_Problem:_ Select, from the data, each line where "this" occurs.

_Data extract:_
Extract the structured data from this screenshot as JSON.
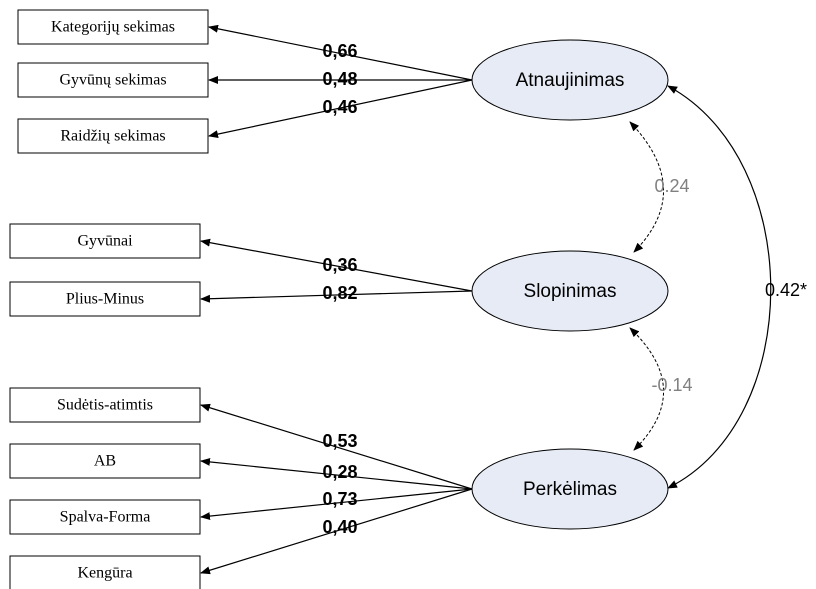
{
  "factors": [
    {
      "label": "Atnaujinimas",
      "loadings": [
        {
          "indicator": "Kategorijų sekimas",
          "value": "0,66"
        },
        {
          "indicator": "Gyvūnų sekimas",
          "value": "0,48"
        },
        {
          "indicator": "Raidžių sekimas",
          "value": "0,46"
        }
      ]
    },
    {
      "label": "Slopinimas",
      "loadings": [
        {
          "indicator": "Gyvūnai",
          "value": "0,36"
        },
        {
          "indicator": "Plius-Minus",
          "value": "0,82"
        }
      ]
    },
    {
      "label": "Perkėlimas",
      "loadings": [
        {
          "indicator": "Sudėtis-atimtis",
          "value": "0,53"
        },
        {
          "indicator": "AB",
          "value": "0,28"
        },
        {
          "indicator": "Spalva-Forma",
          "value": "0,73"
        },
        {
          "indicator": "Kengūra",
          "value": "0,40"
        }
      ]
    }
  ],
  "correlations": [
    {
      "label": "0.24"
    },
    {
      "label": "-0.14"
    },
    {
      "label": "0.42*"
    }
  ]
}
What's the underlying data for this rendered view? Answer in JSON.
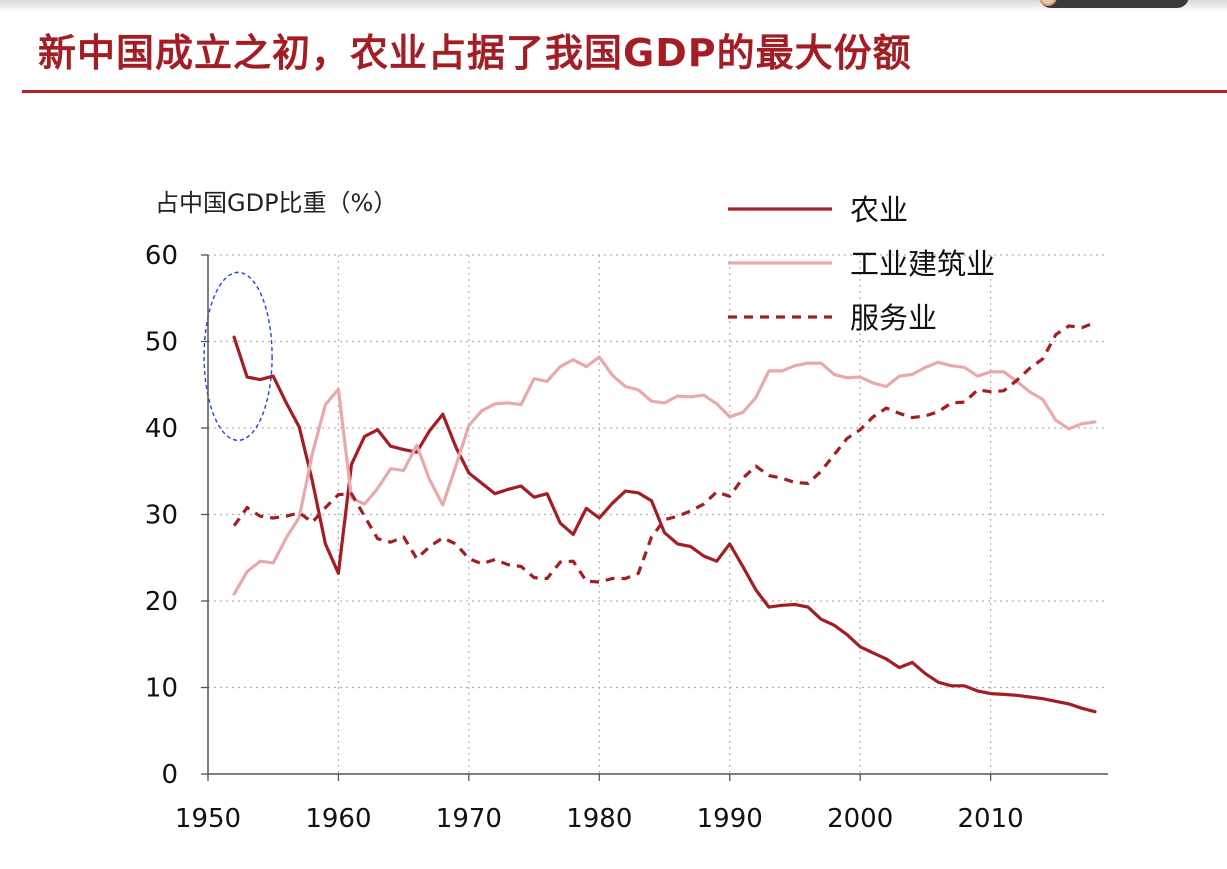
{
  "slide": {
    "title": "新中国成立之初，农业占据了我国GDP的最大份额"
  },
  "chart_data": {
    "type": "line",
    "ylabel": "占中国GDP比重（%）",
    "ylim": [
      0,
      60
    ],
    "xlim": [
      1950,
      2019
    ],
    "yticks": [
      0,
      10,
      20,
      30,
      40,
      50,
      60
    ],
    "xticks": [
      1950,
      1960,
      1970,
      1980,
      1990,
      2000,
      2010
    ],
    "grid": true,
    "legend_position": "top-right",
    "annotation": "dashed blue ellipse highlighting 1952 values",
    "series": [
      {
        "name": "农业",
        "color": "#a31d24",
        "style": "solid",
        "x": [
          1952,
          1953,
          1954,
          1955,
          1956,
          1957,
          1958,
          1959,
          1960,
          1961,
          1962,
          1963,
          1964,
          1965,
          1966,
          1967,
          1968,
          1969,
          1970,
          1971,
          1972,
          1973,
          1974,
          1975,
          1976,
          1977,
          1978,
          1979,
          1980,
          1981,
          1982,
          1983,
          1984,
          1985,
          1986,
          1987,
          1988,
          1989,
          1990,
          1991,
          1992,
          1993,
          1994,
          1995,
          1996,
          1997,
          1998,
          1999,
          2000,
          2001,
          2002,
          2003,
          2004,
          2005,
          2006,
          2007,
          2008,
          2009,
          2010,
          2011,
          2012,
          2013,
          2014,
          2015,
          2016,
          2017,
          2018
        ],
        "values": [
          50.5,
          45.9,
          45.6,
          46.0,
          42.9,
          40.1,
          33.9,
          26.6,
          23.2,
          35.8,
          39.0,
          39.8,
          37.9,
          37.5,
          37.2,
          39.7,
          41.6,
          37.8,
          34.8,
          33.6,
          32.4,
          32.9,
          33.3,
          32.0,
          32.4,
          29.0,
          27.7,
          30.7,
          29.6,
          31.3,
          32.7,
          32.5,
          31.6,
          27.9,
          26.6,
          26.3,
          25.2,
          24.6,
          26.6,
          24.0,
          21.3,
          19.3,
          19.5,
          19.6,
          19.3,
          17.9,
          17.2,
          16.1,
          14.7,
          14.0,
          13.3,
          12.3,
          12.9,
          11.6,
          10.6,
          10.2,
          10.2,
          9.6,
          9.3,
          9.2,
          9.1,
          8.9,
          8.7,
          8.4,
          8.1,
          7.6,
          7.2
        ]
      },
      {
        "name": "工业建筑业",
        "color": "#e8a9aa",
        "style": "solid",
        "x": [
          1952,
          1953,
          1954,
          1955,
          1956,
          1957,
          1958,
          1959,
          1960,
          1961,
          1962,
          1963,
          1964,
          1965,
          1966,
          1967,
          1968,
          1969,
          1970,
          1971,
          1972,
          1973,
          1974,
          1975,
          1976,
          1977,
          1978,
          1979,
          1980,
          1981,
          1982,
          1983,
          1984,
          1985,
          1986,
          1987,
          1988,
          1989,
          1990,
          1991,
          1992,
          1993,
          1994,
          1995,
          1996,
          1997,
          1998,
          1999,
          2000,
          2001,
          2002,
          2003,
          2004,
          2005,
          2006,
          2007,
          2008,
          2009,
          2010,
          2011,
          2012,
          2013,
          2014,
          2015,
          2016,
          2017,
          2018
        ],
        "values": [
          20.8,
          23.4,
          24.6,
          24.4,
          27.3,
          29.7,
          37.0,
          42.7,
          44.5,
          31.9,
          31.2,
          33.0,
          35.3,
          35.1,
          38.0,
          34.0,
          31.1,
          35.6,
          40.3,
          42.0,
          42.8,
          42.9,
          42.7,
          45.7,
          45.4,
          47.1,
          47.9,
          47.1,
          48.2,
          46.1,
          44.8,
          44.4,
          43.1,
          42.9,
          43.7,
          43.6,
          43.8,
          42.8,
          41.3,
          41.8,
          43.5,
          46.6,
          46.6,
          47.2,
          47.5,
          47.5,
          46.2,
          45.8,
          45.9,
          45.2,
          44.8,
          46.0,
          46.2,
          47.0,
          47.6,
          47.2,
          47.0,
          46.0,
          46.5,
          46.5,
          45.4,
          44.2,
          43.3,
          40.9,
          39.9,
          40.5,
          40.7
        ]
      },
      {
        "name": "服务业",
        "color": "#a31d24",
        "style": "dashed",
        "x": [
          1952,
          1953,
          1954,
          1955,
          1956,
          1957,
          1958,
          1959,
          1960,
          1961,
          1962,
          1963,
          1964,
          1965,
          1966,
          1967,
          1968,
          1969,
          1970,
          1971,
          1972,
          1973,
          1974,
          1975,
          1976,
          1977,
          1978,
          1979,
          1980,
          1981,
          1982,
          1983,
          1984,
          1985,
          1986,
          1987,
          1988,
          1989,
          1990,
          1991,
          1992,
          1993,
          1994,
          1995,
          1996,
          1997,
          1998,
          1999,
          2000,
          2001,
          2002,
          2003,
          2004,
          2005,
          2006,
          2007,
          2008,
          2009,
          2010,
          2011,
          2012,
          2013,
          2014,
          2015,
          2016,
          2017,
          2018
        ],
        "values": [
          28.7,
          30.8,
          29.8,
          29.6,
          29.8,
          30.2,
          29.1,
          30.8,
          32.3,
          32.4,
          29.8,
          27.2,
          26.8,
          27.4,
          24.9,
          26.3,
          27.3,
          26.6,
          24.9,
          24.3,
          24.8,
          24.2,
          24.0,
          22.7,
          22.6,
          24.5,
          24.6,
          22.3,
          22.2,
          22.6,
          22.6,
          23.2,
          27.4,
          29.4,
          29.8,
          30.4,
          31.2,
          32.6,
          32.1,
          34.2,
          35.6,
          34.5,
          34.2,
          33.7,
          33.6,
          35.0,
          36.9,
          38.8,
          39.8,
          41.3,
          42.3,
          41.7,
          41.2,
          41.4,
          41.9,
          42.9,
          43.0,
          44.4,
          44.2,
          44.3,
          45.5,
          46.9,
          48.0,
          50.8,
          51.8,
          51.6,
          52.2
        ]
      }
    ]
  }
}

_Problem solution:_
Extract the structured data from this screenshot as JSON.
What's the underlying data for this rendered view? Answer in JSON.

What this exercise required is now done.